**Prompt**.
Find every line containing the word "Annualized" and report the count, nothing more.

**Provided data**.
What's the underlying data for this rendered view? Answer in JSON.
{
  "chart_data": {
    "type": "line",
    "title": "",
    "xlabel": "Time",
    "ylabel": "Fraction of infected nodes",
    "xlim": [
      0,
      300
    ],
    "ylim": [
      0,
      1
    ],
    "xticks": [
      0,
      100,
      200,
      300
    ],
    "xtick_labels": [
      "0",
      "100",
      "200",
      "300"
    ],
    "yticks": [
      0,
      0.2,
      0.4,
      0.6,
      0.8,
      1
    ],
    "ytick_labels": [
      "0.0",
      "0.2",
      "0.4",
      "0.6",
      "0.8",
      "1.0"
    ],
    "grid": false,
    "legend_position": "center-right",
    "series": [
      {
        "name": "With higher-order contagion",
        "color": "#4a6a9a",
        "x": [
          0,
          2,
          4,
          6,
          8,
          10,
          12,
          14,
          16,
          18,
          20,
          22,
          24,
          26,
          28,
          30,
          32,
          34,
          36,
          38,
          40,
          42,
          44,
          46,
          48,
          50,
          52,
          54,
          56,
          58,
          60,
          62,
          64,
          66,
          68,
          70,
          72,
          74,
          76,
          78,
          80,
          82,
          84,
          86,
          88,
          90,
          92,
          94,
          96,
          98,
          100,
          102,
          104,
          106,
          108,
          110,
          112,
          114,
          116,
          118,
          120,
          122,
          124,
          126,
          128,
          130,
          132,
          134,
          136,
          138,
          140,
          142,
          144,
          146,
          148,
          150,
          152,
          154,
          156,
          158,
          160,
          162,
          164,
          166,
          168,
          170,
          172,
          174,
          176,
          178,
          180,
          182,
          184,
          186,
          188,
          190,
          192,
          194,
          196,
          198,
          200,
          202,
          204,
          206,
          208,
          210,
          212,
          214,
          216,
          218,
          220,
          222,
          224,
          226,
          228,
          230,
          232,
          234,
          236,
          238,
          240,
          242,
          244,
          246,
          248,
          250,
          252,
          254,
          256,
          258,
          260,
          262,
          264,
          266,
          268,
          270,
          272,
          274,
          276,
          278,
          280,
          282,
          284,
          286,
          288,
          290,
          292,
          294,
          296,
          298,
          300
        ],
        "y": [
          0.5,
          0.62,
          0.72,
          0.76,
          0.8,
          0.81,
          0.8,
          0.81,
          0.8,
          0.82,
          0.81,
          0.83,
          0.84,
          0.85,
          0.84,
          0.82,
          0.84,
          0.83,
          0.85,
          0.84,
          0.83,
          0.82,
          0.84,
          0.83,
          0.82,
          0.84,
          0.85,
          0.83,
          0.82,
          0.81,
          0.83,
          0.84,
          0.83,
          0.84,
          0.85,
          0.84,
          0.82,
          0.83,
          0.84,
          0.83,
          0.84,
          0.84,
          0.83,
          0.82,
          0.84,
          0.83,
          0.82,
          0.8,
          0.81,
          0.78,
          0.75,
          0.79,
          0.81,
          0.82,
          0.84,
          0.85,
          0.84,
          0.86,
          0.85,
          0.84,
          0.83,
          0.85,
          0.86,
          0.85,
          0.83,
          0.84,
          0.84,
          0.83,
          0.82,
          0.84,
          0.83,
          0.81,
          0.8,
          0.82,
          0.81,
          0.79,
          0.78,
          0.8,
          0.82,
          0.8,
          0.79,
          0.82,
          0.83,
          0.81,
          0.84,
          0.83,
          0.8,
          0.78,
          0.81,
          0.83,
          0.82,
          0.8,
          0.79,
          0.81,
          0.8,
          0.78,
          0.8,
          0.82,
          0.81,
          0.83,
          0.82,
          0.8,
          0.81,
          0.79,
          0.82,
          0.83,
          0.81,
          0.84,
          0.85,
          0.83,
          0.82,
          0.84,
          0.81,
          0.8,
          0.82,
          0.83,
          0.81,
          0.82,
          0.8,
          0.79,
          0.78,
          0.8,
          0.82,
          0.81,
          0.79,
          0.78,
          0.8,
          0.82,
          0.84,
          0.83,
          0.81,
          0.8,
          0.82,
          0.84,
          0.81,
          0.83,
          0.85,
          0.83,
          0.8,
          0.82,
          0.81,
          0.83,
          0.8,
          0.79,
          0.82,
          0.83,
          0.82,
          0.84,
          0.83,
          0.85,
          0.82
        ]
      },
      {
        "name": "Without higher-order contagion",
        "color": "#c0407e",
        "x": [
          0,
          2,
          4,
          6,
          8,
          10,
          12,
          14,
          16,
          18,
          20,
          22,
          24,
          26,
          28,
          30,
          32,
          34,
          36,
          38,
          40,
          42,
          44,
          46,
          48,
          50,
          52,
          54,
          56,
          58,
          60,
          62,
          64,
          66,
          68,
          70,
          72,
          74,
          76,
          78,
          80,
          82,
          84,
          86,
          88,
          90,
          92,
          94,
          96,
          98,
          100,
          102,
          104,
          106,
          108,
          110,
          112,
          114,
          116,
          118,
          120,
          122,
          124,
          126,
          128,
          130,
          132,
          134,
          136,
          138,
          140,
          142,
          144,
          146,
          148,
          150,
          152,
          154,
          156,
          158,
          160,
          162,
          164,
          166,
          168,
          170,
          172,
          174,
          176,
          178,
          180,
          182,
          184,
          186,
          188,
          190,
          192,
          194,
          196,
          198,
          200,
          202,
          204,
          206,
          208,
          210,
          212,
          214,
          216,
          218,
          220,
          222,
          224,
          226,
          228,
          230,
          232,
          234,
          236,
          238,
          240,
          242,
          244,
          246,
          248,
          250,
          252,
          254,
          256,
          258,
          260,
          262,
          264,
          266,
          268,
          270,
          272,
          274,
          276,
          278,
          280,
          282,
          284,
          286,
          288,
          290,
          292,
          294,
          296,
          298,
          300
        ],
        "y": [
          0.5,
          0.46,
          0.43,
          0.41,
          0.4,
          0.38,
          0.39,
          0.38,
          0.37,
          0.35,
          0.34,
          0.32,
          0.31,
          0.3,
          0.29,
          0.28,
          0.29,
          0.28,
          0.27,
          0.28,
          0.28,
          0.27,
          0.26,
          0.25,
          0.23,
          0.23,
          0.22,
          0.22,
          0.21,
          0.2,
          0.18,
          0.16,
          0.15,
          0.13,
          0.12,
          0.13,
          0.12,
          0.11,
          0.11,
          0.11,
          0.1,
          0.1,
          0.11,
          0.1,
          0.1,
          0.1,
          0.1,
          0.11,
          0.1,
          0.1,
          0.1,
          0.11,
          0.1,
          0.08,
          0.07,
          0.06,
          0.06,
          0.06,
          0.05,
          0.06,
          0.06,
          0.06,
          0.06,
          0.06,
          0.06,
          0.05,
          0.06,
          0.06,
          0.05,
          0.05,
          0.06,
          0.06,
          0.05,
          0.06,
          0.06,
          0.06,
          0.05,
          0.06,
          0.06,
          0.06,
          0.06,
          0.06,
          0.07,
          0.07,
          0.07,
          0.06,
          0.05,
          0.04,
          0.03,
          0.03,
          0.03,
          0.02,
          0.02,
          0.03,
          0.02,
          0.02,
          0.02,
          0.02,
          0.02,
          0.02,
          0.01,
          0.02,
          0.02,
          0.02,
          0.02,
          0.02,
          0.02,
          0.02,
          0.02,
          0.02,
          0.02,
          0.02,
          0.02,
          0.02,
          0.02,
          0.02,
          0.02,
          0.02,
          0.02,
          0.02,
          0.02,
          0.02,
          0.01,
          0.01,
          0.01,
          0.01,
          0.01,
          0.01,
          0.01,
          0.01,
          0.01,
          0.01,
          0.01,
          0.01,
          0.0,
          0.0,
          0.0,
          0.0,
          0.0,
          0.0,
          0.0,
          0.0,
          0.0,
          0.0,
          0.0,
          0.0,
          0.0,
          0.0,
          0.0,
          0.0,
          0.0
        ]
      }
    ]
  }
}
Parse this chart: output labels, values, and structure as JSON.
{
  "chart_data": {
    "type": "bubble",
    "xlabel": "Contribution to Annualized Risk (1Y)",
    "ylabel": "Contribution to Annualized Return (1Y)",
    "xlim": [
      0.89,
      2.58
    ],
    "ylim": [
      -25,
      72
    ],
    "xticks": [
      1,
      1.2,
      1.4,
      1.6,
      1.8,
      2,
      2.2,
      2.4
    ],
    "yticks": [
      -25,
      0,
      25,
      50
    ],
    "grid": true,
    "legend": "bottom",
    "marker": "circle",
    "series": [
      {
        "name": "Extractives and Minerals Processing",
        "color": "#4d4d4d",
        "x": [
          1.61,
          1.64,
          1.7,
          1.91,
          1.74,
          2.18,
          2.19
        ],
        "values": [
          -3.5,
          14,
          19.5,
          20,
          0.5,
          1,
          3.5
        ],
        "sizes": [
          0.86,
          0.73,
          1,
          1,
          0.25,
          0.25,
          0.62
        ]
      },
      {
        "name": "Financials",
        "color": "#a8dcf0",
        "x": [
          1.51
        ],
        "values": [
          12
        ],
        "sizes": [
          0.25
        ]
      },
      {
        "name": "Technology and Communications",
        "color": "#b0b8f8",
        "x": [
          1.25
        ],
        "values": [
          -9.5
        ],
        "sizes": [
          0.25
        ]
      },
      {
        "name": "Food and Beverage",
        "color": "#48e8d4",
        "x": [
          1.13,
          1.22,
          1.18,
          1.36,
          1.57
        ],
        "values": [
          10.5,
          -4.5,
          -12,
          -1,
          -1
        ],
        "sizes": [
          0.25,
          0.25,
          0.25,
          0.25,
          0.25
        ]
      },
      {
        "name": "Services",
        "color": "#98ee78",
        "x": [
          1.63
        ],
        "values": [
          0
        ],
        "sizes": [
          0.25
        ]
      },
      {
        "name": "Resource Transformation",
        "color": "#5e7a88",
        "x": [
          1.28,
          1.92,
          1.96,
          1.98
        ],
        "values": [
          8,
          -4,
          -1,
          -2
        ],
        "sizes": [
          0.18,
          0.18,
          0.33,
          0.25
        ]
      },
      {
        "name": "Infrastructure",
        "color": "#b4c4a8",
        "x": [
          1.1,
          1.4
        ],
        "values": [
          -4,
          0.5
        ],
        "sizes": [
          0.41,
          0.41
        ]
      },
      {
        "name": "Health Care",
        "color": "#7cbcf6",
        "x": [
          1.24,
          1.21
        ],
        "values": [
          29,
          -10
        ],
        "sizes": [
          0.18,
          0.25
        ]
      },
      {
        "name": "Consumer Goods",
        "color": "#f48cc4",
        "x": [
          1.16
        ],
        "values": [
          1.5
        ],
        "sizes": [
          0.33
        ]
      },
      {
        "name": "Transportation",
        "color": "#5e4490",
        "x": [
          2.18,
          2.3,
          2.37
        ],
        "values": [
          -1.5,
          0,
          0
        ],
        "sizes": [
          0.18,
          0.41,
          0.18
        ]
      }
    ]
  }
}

**Reply**.
2